Exercise goal: What follows is a listing; restate every line of it word for word.

Records:
+===+

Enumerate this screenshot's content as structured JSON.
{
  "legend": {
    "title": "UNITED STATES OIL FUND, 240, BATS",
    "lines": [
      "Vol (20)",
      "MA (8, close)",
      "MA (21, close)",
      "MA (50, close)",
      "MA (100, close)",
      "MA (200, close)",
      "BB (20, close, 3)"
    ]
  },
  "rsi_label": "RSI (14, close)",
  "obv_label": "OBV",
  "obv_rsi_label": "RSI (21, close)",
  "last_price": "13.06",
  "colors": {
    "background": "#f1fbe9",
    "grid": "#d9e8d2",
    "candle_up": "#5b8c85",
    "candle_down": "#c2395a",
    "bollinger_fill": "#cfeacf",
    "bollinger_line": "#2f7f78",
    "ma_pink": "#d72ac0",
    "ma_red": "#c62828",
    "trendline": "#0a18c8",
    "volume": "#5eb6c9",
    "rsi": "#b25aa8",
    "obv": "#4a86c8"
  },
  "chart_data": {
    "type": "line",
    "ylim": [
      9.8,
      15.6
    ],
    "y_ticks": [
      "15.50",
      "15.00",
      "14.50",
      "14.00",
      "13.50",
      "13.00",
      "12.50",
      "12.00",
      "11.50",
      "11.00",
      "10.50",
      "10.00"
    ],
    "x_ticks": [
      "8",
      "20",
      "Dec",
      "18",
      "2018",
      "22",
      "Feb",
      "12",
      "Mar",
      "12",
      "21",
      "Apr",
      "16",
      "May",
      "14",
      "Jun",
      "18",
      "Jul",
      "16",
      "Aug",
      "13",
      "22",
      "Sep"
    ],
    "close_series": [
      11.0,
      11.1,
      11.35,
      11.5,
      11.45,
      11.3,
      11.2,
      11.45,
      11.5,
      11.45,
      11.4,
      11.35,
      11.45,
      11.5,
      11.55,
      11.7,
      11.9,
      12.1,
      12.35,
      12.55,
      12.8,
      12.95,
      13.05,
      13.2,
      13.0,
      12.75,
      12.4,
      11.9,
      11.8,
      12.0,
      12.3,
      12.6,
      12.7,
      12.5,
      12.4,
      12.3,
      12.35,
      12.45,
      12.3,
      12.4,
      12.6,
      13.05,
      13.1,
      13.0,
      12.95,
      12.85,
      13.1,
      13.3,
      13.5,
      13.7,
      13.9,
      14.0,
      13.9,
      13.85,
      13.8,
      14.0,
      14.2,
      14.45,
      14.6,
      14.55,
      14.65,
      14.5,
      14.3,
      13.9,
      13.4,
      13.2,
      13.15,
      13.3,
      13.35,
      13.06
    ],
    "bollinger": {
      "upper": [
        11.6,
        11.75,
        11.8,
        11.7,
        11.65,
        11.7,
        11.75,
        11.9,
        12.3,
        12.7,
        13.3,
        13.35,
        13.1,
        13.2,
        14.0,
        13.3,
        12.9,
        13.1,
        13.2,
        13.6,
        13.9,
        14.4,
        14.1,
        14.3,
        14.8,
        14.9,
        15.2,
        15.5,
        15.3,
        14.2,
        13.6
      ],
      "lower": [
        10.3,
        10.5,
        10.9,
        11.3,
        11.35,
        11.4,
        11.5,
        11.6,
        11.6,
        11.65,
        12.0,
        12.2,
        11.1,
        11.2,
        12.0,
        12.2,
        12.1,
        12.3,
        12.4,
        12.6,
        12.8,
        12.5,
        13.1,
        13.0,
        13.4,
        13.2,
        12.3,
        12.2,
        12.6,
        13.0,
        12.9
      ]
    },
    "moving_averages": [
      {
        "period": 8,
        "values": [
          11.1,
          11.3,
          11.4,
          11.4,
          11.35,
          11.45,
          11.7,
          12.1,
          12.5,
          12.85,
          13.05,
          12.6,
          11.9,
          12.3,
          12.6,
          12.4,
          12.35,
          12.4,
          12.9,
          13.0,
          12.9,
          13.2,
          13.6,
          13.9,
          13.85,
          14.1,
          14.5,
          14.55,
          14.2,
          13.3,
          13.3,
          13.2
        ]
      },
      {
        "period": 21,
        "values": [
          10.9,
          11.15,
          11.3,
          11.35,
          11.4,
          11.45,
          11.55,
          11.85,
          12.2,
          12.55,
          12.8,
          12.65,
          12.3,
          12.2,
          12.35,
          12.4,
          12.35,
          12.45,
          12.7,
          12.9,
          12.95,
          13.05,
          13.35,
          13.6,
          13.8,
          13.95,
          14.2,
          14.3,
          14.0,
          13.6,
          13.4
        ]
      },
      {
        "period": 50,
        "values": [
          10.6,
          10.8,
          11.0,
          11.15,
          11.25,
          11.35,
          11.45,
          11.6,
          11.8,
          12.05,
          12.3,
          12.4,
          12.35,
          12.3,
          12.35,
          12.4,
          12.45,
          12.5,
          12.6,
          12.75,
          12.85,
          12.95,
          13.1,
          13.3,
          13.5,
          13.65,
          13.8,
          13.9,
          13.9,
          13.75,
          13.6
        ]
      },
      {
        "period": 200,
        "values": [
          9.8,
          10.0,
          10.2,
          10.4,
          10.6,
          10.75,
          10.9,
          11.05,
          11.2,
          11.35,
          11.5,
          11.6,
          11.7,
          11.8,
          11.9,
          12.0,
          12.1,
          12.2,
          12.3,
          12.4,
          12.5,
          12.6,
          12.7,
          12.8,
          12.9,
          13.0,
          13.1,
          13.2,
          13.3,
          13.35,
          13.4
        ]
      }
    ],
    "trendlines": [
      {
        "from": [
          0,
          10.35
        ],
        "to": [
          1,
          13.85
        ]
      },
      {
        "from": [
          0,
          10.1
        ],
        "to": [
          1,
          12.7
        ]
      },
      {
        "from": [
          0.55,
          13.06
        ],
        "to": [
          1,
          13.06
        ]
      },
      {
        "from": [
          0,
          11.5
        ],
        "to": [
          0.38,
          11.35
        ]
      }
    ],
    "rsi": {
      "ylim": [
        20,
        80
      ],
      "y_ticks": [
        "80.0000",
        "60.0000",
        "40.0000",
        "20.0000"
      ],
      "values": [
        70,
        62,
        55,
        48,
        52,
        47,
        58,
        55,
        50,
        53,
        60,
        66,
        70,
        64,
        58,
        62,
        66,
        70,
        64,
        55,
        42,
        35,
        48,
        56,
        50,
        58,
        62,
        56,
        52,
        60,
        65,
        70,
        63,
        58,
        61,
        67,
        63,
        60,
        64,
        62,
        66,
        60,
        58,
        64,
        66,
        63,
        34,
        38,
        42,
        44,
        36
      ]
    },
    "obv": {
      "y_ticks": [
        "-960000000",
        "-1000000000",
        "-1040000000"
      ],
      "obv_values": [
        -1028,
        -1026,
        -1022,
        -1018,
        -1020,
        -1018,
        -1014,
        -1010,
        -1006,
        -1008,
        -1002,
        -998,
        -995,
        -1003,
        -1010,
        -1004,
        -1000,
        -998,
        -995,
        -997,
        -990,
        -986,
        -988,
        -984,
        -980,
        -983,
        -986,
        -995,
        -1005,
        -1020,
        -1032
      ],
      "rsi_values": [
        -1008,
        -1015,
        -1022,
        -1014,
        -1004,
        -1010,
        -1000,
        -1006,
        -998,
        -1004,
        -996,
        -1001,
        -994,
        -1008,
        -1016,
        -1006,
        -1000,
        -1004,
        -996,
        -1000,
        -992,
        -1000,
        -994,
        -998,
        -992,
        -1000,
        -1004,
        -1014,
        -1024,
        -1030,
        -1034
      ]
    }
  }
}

+===+

Exercise answer:
Enumerate this screenshot's content as structured JSON.
{
  "legend": {
    "title": "UNITED STATES OIL FUND, 240, BATS",
    "lines": [
      "Vol (20)",
      "MA (8, close)",
      "MA (21, close)",
      "MA (50, close)",
      "MA (100, close)",
      "MA (200, close)",
      "BB (20, close, 3)"
    ]
  },
  "rsi_label": "RSI (14, close)",
  "obv_label": "OBV",
  "obv_rsi_label": "RSI (21, close)",
  "last_price": "13.06",
  "colors": {
    "background": "#f1fbe9",
    "grid": "#d9e8d2",
    "candle_up": "#5b8c85",
    "candle_down": "#c2395a",
    "bollinger_fill": "#cfeacf",
    "bollinger_line": "#2f7f78",
    "ma_pink": "#d72ac0",
    "ma_red": "#c62828",
    "trendline": "#0a18c8",
    "volume": "#5eb6c9",
    "rsi": "#b25aa8",
    "obv": "#4a86c8"
  },
  "chart_data": {
    "type": "line",
    "ylim": [
      9.8,
      15.6
    ],
    "y_ticks": [
      "15.50",
      "15.00",
      "14.50",
      "14.00",
      "13.50",
      "13.00",
      "12.50",
      "12.00",
      "11.50",
      "11.00",
      "10.50",
      "10.00"
    ],
    "x_ticks": [
      "8",
      "20",
      "Dec",
      "18",
      "2018",
      "22",
      "Feb",
      "12",
      "Mar",
      "12",
      "21",
      "Apr",
      "16",
      "May",
      "14",
      "Jun",
      "18",
      "Jul",
      "16",
      "Aug",
      "13",
      "22",
      "Sep"
    ],
    "close_series": [
      11.0,
      11.1,
      11.35,
      11.5,
      11.45,
      11.3,
      11.2,
      11.45,
      11.5,
      11.45,
      11.4,
      11.35,
      11.45,
      11.5,
      11.55,
      11.7,
      11.9,
      12.1,
      12.35,
      12.55,
      12.8,
      12.95,
      13.05,
      13.2,
      13.0,
      12.75,
      12.4,
      11.9,
      11.8,
      12.0,
      12.3,
      12.6,
      12.7,
      12.5,
      12.4,
      12.3,
      12.35,
      12.45,
      12.3,
      12.4,
      12.6,
      13.05,
      13.1,
      13.0,
      12.95,
      12.85,
      13.1,
      13.3,
      13.5,
      13.7,
      13.9,
      14.0,
      13.9,
      13.85,
      13.8,
      14.0,
      14.2,
      14.45,
      14.6,
      14.55,
      14.65,
      14.5,
      14.3,
      13.9,
      13.4,
      13.2,
      13.15,
      13.3,
      13.35,
      13.06
    ],
    "bollinger": {
      "upper": [
        11.6,
        11.75,
        11.8,
        11.7,
        11.65,
        11.7,
        11.75,
        11.9,
        12.3,
        12.7,
        13.3,
        13.35,
        13.1,
        13.2,
        14.0,
        13.3,
        12.9,
        13.1,
        13.2,
        13.6,
        13.9,
        14.4,
        14.1,
        14.3,
        14.8,
        14.9,
        15.2,
        15.5,
        15.3,
        14.2,
        13.6
      ],
      "lower": [
        10.3,
        10.5,
        10.9,
        11.3,
        11.35,
        11.4,
        11.5,
        11.6,
        11.6,
        11.65,
        12.0,
        12.2,
        11.1,
        11.2,
        12.0,
        12.2,
        12.1,
        12.3,
        12.4,
        12.6,
        12.8,
        12.5,
        13.1,
        13.0,
        13.4,
        13.2,
        12.3,
        12.2,
        12.6,
        13.0,
        12.9
      ]
    },
    "moving_averages": [
      {
        "period": 8,
        "values": [
          11.1,
          11.3,
          11.4,
          11.4,
          11.35,
          11.45,
          11.7,
          12.1,
          12.5,
          12.85,
          13.05,
          12.6,
          11.9,
          12.3,
          12.6,
          12.4,
          12.35,
          12.4,
          12.9,
          13.0,
          12.9,
          13.2,
          13.6,
          13.9,
          13.85,
          14.1,
          14.5,
          14.55,
          14.2,
          13.3,
          13.3,
          13.2
        ]
      },
      {
        "period": 21,
        "values": [
          10.9,
          11.15,
          11.3,
          11.35,
          11.4,
          11.45,
          11.55,
          11.85,
          12.2,
          12.55,
          12.8,
          12.65,
          12.3,
          12.2,
          12.35,
          12.4,
          12.35,
          12.45,
          12.7,
          12.9,
          12.95,
          13.05,
          13.35,
          13.6,
          13.8,
          13.95,
          14.2,
          14.3,
          14.0,
          13.6,
          13.4
        ]
      },
      {
        "period": 50,
        "values": [
          10.6,
          10.8,
          11.0,
          11.15,
          11.25,
          11.35,
          11.45,
          11.6,
          11.8,
          12.05,
          12.3,
          12.4,
          12.35,
          12.3,
          12.35,
          12.4,
          12.45,
          12.5,
          12.6,
          12.75,
          12.85,
          12.95,
          13.1,
          13.3,
          13.5,
          13.65,
          13.8,
          13.9,
          13.9,
          13.75,
          13.6
        ]
      },
      {
        "period": 200,
        "values": [
          9.8,
          10.0,
          10.2,
          10.4,
          10.6,
          10.75,
          10.9,
          11.05,
          11.2,
          11.35,
          11.5,
          11.6,
          11.7,
          11.8,
          11.9,
          12.0,
          12.1,
          12.2,
          12.3,
          12.4,
          12.5,
          12.6,
          12.7,
          12.8,
          12.9,
          13.0,
          13.1,
          13.2,
          13.3,
          13.35,
          13.4
        ]
      }
    ],
    "trendlines": [
      {
        "from": [
          0,
          10.35
        ],
        "to": [
          1,
          13.85
        ]
      },
      {
        "from": [
          0,
          10.1
        ],
        "to": [
          1,
          12.7
        ]
      },
      {
        "from": [
          0.55,
          13.06
        ],
        "to": [
          1,
          13.06
        ]
      },
      {
        "from": [
          0,
          11.5
        ],
        "to": [
          0.38,
          11.35
        ]
      }
    ],
    "rsi": {
      "ylim": [
        20,
        80
      ],
      "y_ticks": [
        "80.0000",
        "60.0000",
        "40.0000",
        "20.0000"
      ],
      "values": [
        70,
        62,
        55,
        48,
        52,
        47,
        58,
        55,
        50,
        53,
        60,
        66,
        70,
        64,
        58,
        62,
        66,
        70,
        64,
        55,
        42,
        35,
        48,
        56,
        50,
        58,
        62,
        56,
        52,
        60,
        65,
        70,
        63,
        58,
        61,
        67,
        63,
        60,
        64,
        62,
        66,
        60,
        58,
        64,
        66,
        63,
        34,
        38,
        42,
        44,
        36
      ]
    },
    "obv": {
      "y_ticks": [
        "-960000000",
        "-1000000000",
        "-1040000000"
      ],
      "obv_values": [
        -1028,
        -1026,
        -1022,
        -1018,
        -1020,
        -1018,
        -1014,
        -1010,
        -1006,
        -1008,
        -1002,
        -998,
        -995,
        -1003,
        -1010,
        -1004,
        -1000,
        -998,
        -995,
        -997,
        -990,
        -986,
        -988,
        -984,
        -980,
        -983,
        -986,
        -995,
        -1005,
        -1020,
        -1032
      ],
      "rsi_values": [
        -1008,
        -1015,
        -1022,
        -1014,
        -1004,
        -1010,
        -1000,
        -1006,
        -998,
        -1004,
        -996,
        -1001,
        -994,
        -1008,
        -1016,
        -1006,
        -1000,
        -1004,
        -996,
        -1000,
        -992,
        -1000,
        -994,
        -998,
        -992,
        -1000,
        -1004,
        -1014,
        -1024,
        -1030,
        -1034
      ]
    }
  }
}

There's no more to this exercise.